## start Dataset entries
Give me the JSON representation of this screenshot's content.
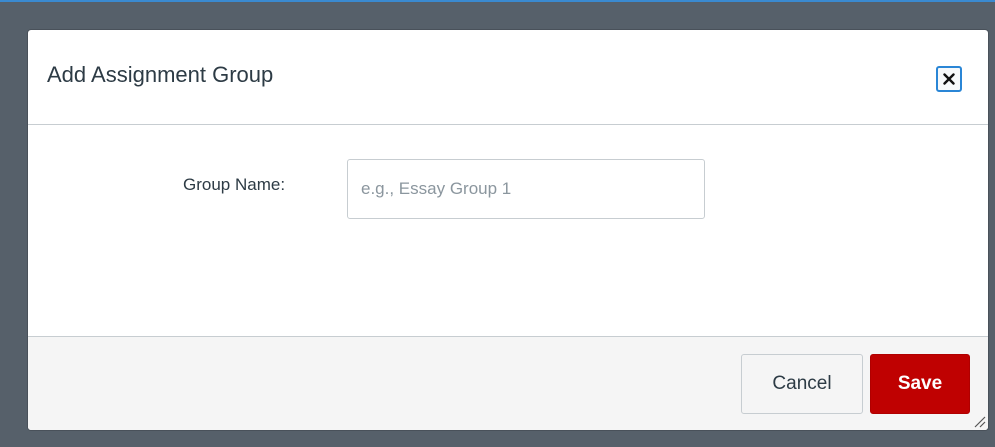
{
  "dialog": {
    "title": "Add Assignment Group",
    "close_icon": "close-icon"
  },
  "form": {
    "group_name_label": "Group Name:",
    "group_name_value": "",
    "group_name_placeholder": "e.g., Essay Group 1"
  },
  "footer": {
    "cancel_label": "Cancel",
    "save_label": "Save",
    "resize_icon": "resize-grip-icon"
  },
  "colors": {
    "overlay": "#56606a",
    "primary_button": "#bf0101",
    "focus_ring": "#2a86d6",
    "text": "#2d3b45"
  }
}
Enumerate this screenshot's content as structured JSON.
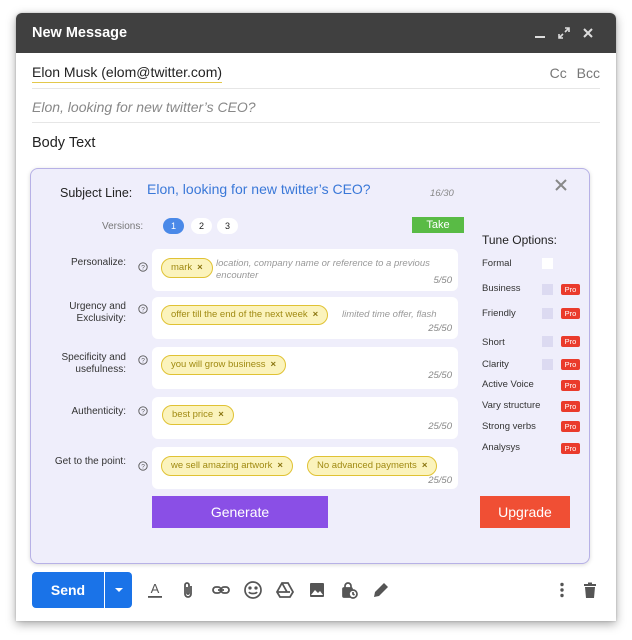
{
  "window": {
    "title": "New Message"
  },
  "compose": {
    "to": "Elon Musk  (elom@twitter.com)",
    "cc": "Cc",
    "bcc": "Bcc",
    "subject_placeholder": "Elon, looking for new twitter’s CEO?",
    "body": "Body Text"
  },
  "panel": {
    "subject_label": "Subject Line:",
    "subject_value": "Elon, looking for new twitter’s CEO?",
    "subject_count": "16/30",
    "versions_label": "Versions:",
    "versions": [
      "1",
      "2",
      "3"
    ],
    "active_version": "1",
    "take_label": "Take",
    "fields": [
      {
        "label": "Personalize:",
        "chips": [
          "mark"
        ],
        "placeholder": "location, company name or reference to a previous encounter",
        "count": "5/50"
      },
      {
        "label": "Urgency and Exclusivity:",
        "chips": [
          "offer till the end of the next week"
        ],
        "placeholder": "limited time offer, flash",
        "count": "25/50"
      },
      {
        "label": "Specificity and usefulness:",
        "chips": [
          "you will grow business"
        ],
        "placeholder": "",
        "count": "25/50"
      },
      {
        "label": "Authenticity:",
        "chips": [
          "best price"
        ],
        "placeholder": "",
        "count": "25/50"
      },
      {
        "label": "Get to the point:",
        "chips": [
          "we sell amazing artwork",
          "No advanced payments"
        ],
        "placeholder": "",
        "count": "25/50"
      }
    ],
    "generate_label": "Generate",
    "upgrade_label": "Upgrade",
    "tune_title": "Tune Options:",
    "tune_options": [
      {
        "label": "Formal",
        "checkbox": true,
        "locked": false,
        "pro": false
      },
      {
        "label": "Business",
        "checkbox": true,
        "locked": true,
        "pro": true
      },
      {
        "label": "Friendly",
        "checkbox": true,
        "locked": true,
        "pro": true
      },
      {
        "label": "Short",
        "checkbox": true,
        "locked": true,
        "pro": true
      },
      {
        "label": "Clarity",
        "checkbox": true,
        "locked": true,
        "pro": true
      },
      {
        "label": "Active Voice",
        "checkbox": false,
        "locked": true,
        "pro": true
      },
      {
        "label": "Vary structure",
        "checkbox": false,
        "locked": true,
        "pro": true
      },
      {
        "label": "Strong verbs",
        "checkbox": false,
        "locked": true,
        "pro": true
      },
      {
        "label": "Analysys",
        "checkbox": false,
        "locked": true,
        "pro": true
      }
    ],
    "pro_badge": "Pro",
    "chip_remove": "×"
  },
  "toolbar": {
    "send_label": "Send",
    "icons": [
      "format-text-icon",
      "attach-icon",
      "link-icon",
      "emoji-icon",
      "drive-icon",
      "image-icon",
      "confidential-icon",
      "signature-icon",
      "more-options-icon",
      "delete-icon"
    ]
  },
  "colors": {
    "accent": "#1a73e8",
    "panel_bg": "#efeefb",
    "chip_bg": "#fbf3bc",
    "generate": "#8a4fe6",
    "upgrade": "#f04f34",
    "take": "#59bb45",
    "pro": "#ea3b2c"
  }
}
## end Dataset entries
» **Request**: Above are entries; state the number of lines among them that contain "looking", and nothing else.

» **Solution**: 2